--- start Exercise materials ---
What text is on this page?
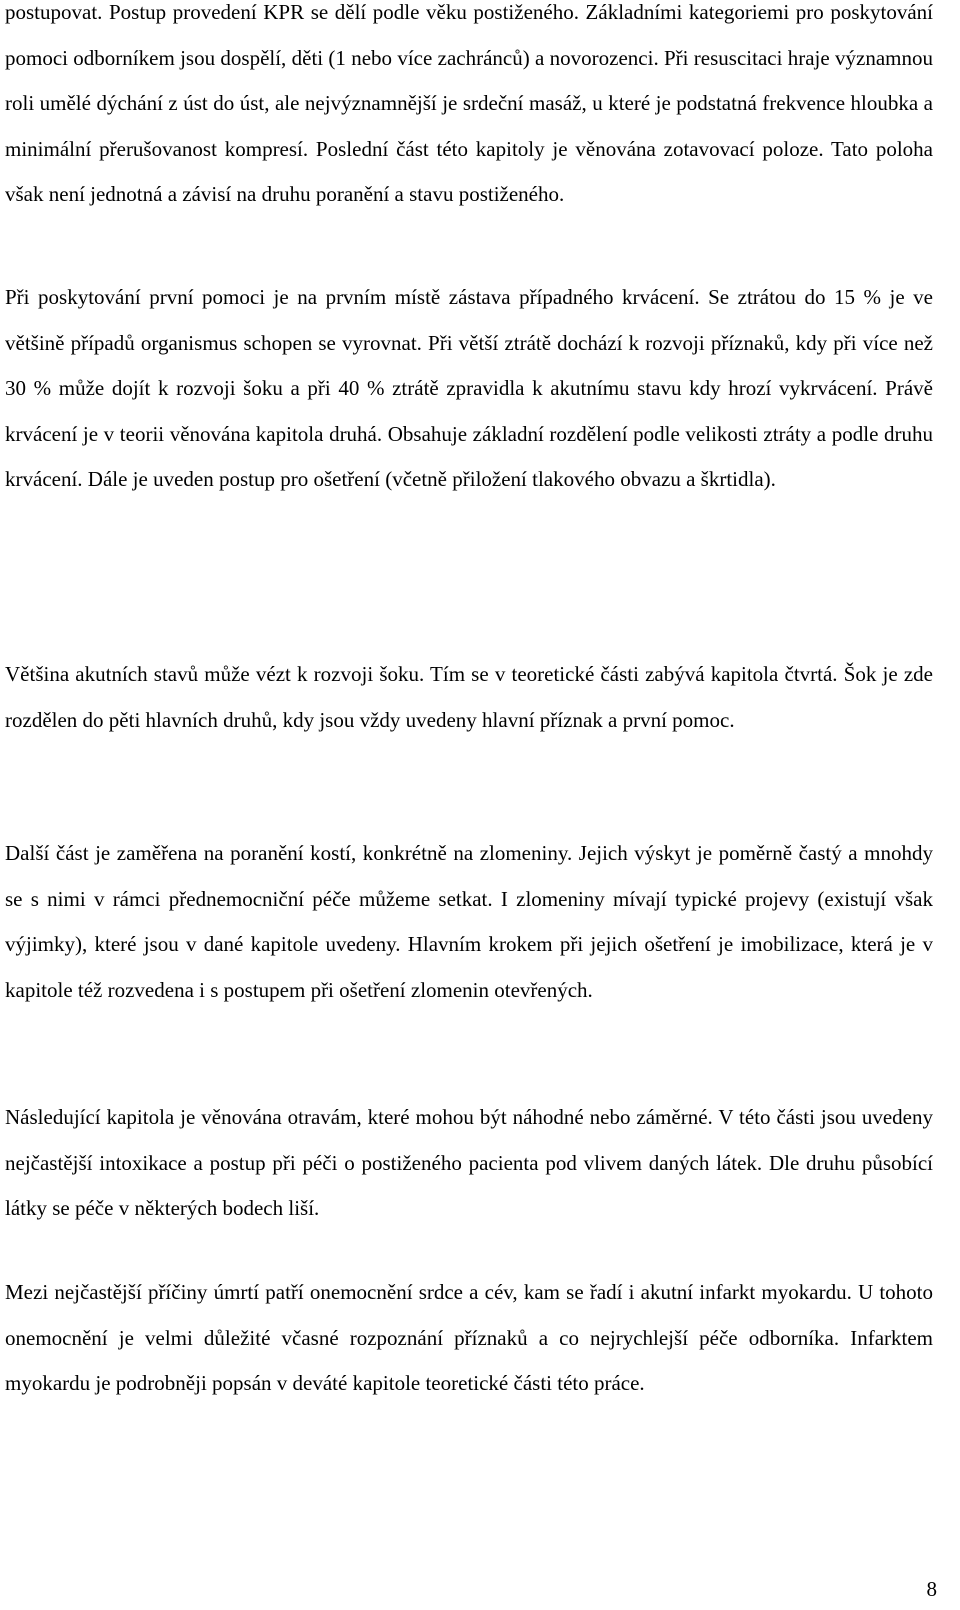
postupovat. Postup provedení KPR se dělí podle věku postiženého. Základními kategoriemi pro poskytování pomoci odborníkem jsou dospělí, děti (1 nebo více zachránců) a novorozenci. Při resuscitaci hraje významnou roli umělé dýchání z úst do úst, ale nejvýznamnější je srdeční masáž, u které je podstatná frekvence hloubka a minimální přerušovanost kompresí. Poslední část této kapitoly je věnována zotavovací poloze. Tato poloha však není jednotná a závisí na druhu poranění a stavu postiženého.

Při poskytování první pomoci je na prvním místě zástava případného krvácení. Se ztrátou do 15 % je ve většině případů organismus schopen se vyrovnat. Při větší ztrátě dochází k rozvoji příznaků, kdy při více než 30 % může dojít k rozvoji šoku a při 40 % ztrátě zpravidla k akutnímu stavu kdy hrozí vykrvácení. Právě krvácení je v teorii věnována kapitola druhá. Obsahuje základní rozdělení podle velikosti ztráty a podle druhu krvácení. Dále je uveden postup pro ošetření (včetně přiložení tlakového obvazu a škrtidla).

Většina akutních stavů může vézt k rozvoji šoku. Tím se v teoretické části zabývá kapitola čtvrtá. Šok je zde rozdělen do pěti hlavních druhů, kdy jsou vždy uvedeny hlavní příznak a první pomoc.

Další část je zaměřena na poranění kostí, konkrétně na zlomeniny. Jejich výskyt je poměrně častý a mnohdy se s nimi v rámci přednemocniční péče můžeme setkat. I zlomeniny mívají typické projevy (existují však výjimky), které jsou v dané kapitole uvedeny. Hlavním krokem při jejich ošetření je imobilizace, která je v kapitole též rozvedena i s postupem při ošetření zlomenin otevřených.

Následující kapitola je věnována otravám, které mohou být náhodné nebo záměrné. V této části jsou uvedeny nejčastější intoxikace a postup při péči o postiženého pacienta pod vlivem daných látek. Dle druhu působící látky se péče v některých bodech liší.

Mezi nejčastější příčiny úmrtí patří onemocnění srdce a cév, kam se řadí i akutní infarkt myokardu. U tohoto onemocnění je velmi důležité včasné rozpoznání příznaků a co nejrychlejší péče odborníka. Infarktem myokardu je podrobněji popsán v deváté kapitole teoretické části této práce.

8
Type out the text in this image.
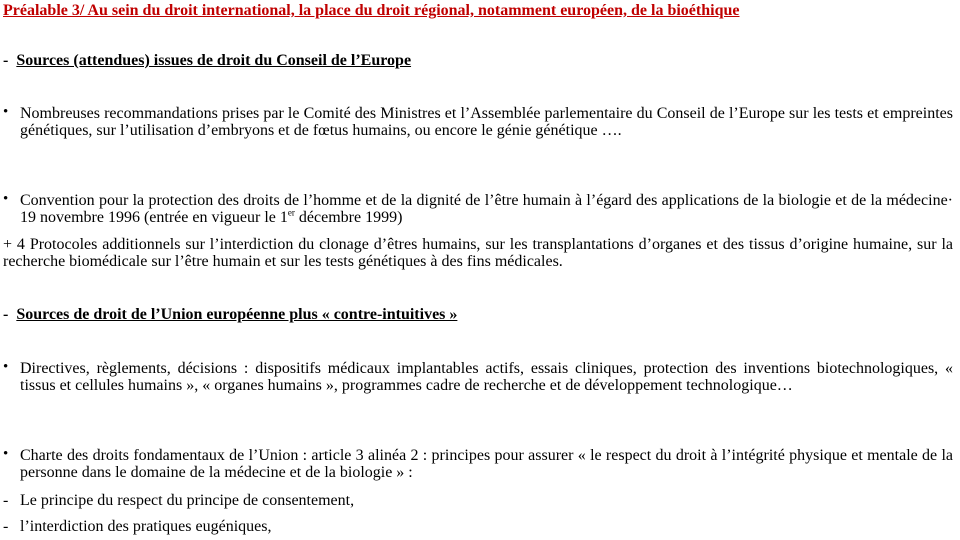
Préalable 3/ Au sein du droit international, la place du droit régional, notamment européen, de la bioéthique
- Sources (attendues) issues de droit du Conseil de l’Europe
• Nombreuses recommandations prises par le Comité des Ministres et l’Assemblée parlementaire du Conseil de l’Europe sur les tests et empreintes génétiques, sur l’utilisation d’embryons et de fœtus humains, ou encore le génie génétique ….
• Convention pour la protection des droits de l’homme et de la dignité de l’être humain à l’égard des applications de la biologie et de la médecine· 19 novembre 1996 (entrée en vigueur le 1er décembre 1999)
+ 4 Protocoles additionnels sur l’interdiction du clonage d’êtres humains, sur les transplantations d’organes et des tissus d’origine humaine, sur la recherche biomédicale sur l’être humain et sur les tests génétiques à des fins médicales.
- Sources de droit de l’Union européenne plus « contre-intuitives »
• Directives, règlements, décisions : dispositifs médicaux implantables actifs, essais cliniques, protection des inventions biotechnologiques, « tissus et cellules humains », « organes humains », programmes cadre de recherche et de développement technologique…
• Charte des droits fondamentaux de l’Union : article 3 alinéa 2 : principes pour assurer « le respect du droit à l’intégrité physique et mentale de la personne dans le domaine de la médecine et de la biologie » :
- Le principe du respect du principe de consentement,
- l’interdiction des pratiques eugéniques,
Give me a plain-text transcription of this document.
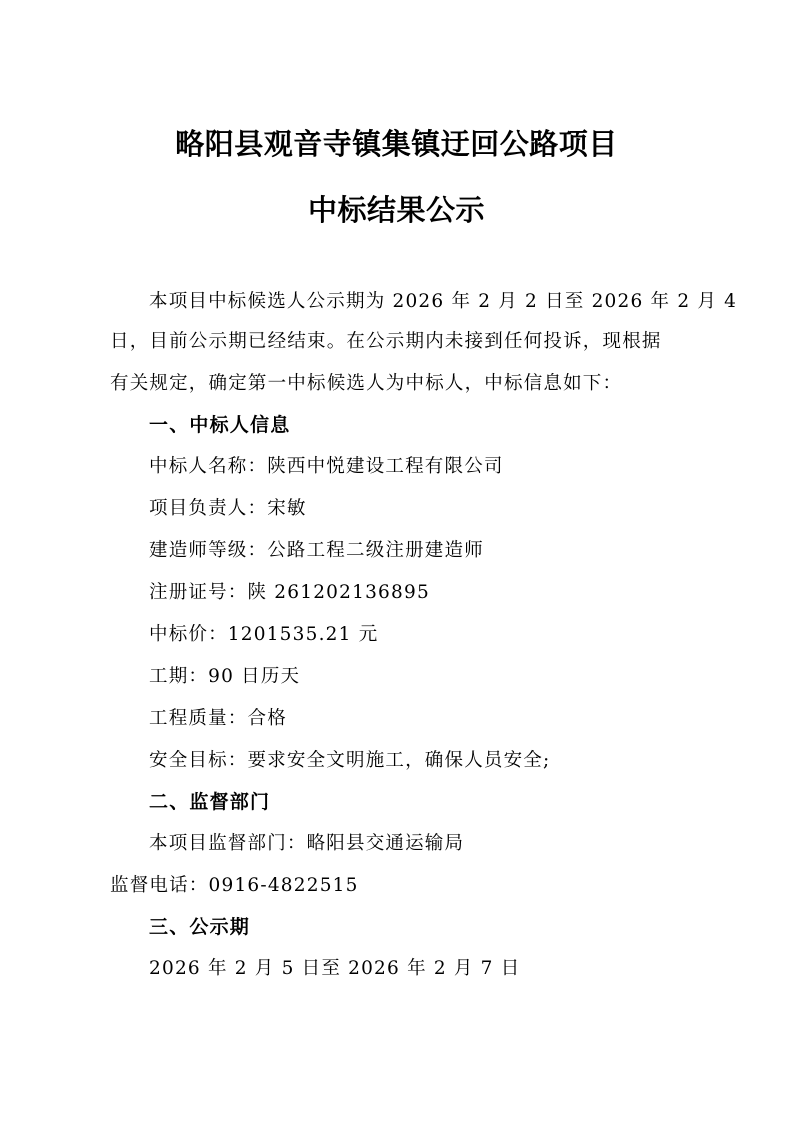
略阳县观音寺镇集镇迂回公路项目
中标结果公示
本项目中标候选人公示期为 2026 年 2 月 2 日至 2026 年 2 月 4
日，目前公示期已经结束。在公示期内未接到任何投诉，现根据
有关规定，确定第一中标候选人为中标人，中标信息如下：
一、中标人信息
中标人名称：陕西中悦建设工程有限公司
项目负责人：宋敏
建造师等级：公路工程二级注册建造师
注册证号：陕 261202136895
中标价：1201535.21 元
工期：90 日历天
工程质量：合格
安全目标：要求安全文明施工，确保人员安全;
二、监督部门
本项目监督部门：略阳县交通运输局
监督电话：0916-4822515
三、公示期
2026 年 2 月 5 日至 2026 年 2 月 7 日
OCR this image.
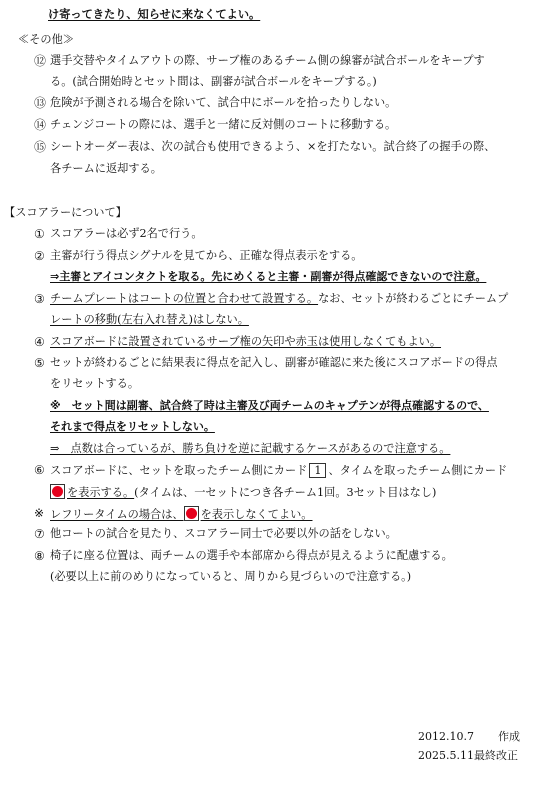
け寄ってきたり、知らせに来なくてよい。
≪その他≫
⑫ 選手交替やタイムアウトの際、サーブ権のあるチーム側の線審が試合ボールをキープす
る。(試合開始時とセット間は、副審が試合ボールをキープする。)
⑬ 危険が予測される場合を除いて、試合中にボールを拾ったりしない。
⑭ チェンジコートの際には、選手と一緒に反対側のコートに移動する。
⑮ シートオーダー表は、次の試合も使用できるよう、×を打たない。試合終了の握手の際、
各チームに返却する。
【スコアラーについて】
① スコアラーは必ず2名で行う。
② 主審が行う得点シグナルを見てから、正確な得点表示をする。
⇒主審とアイコンタクトを取る。先にめくると主審・副審が得点確認できないので注意。
③ チームプレートはコートの位置と合わせて設置する。なお、セットが終わるごとにチームプ
レートの移動(左右入れ替え)はしない。
④ スコアボードに設置されているサーブ権の矢印や赤玉は使用しなくてもよい。
⑤ セットが終わるごとに結果表に得点を記入し、副審が確認に来た後にスコアボードの得点
をリセットする。
※　セット間は副審、試合終了時は主審及び両チームのキャプテンが得点確認するので、
それまで得点をリセットしない。
⇒　点数は合っているが、勝ち負けを逆に記載するケースがあるので注意する。
⑥ スコアボードに、セットを取ったチーム側にカード 1 、タイムを取ったチーム側にカード
を表示する。(タイムは、一セットにつき各チーム1回。3セット目はなし)
※ レフリータイムの場合は、 を表示しなくてよい。
⑦ 他コートの試合を見たり、スコアラー同士で必要以外の話をしない。
⑧ 椅子に座る位置は、両チームの選手や本部席から得点が見えるように配慮する。
(必要以上に前のめりになっていると、周りから見づらいので注意する。)
2012.10.7 作成
2025.5.11 最終改正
--- end Exercise materials ---
**Task statement**
Scan the material above. Copy each line that holds the word "Sources".

**Task solution**
- Sources (attendues) issues de droit du Conseil de l’Europe
- Sources de droit de l’Union européenne plus « contre-intuitives »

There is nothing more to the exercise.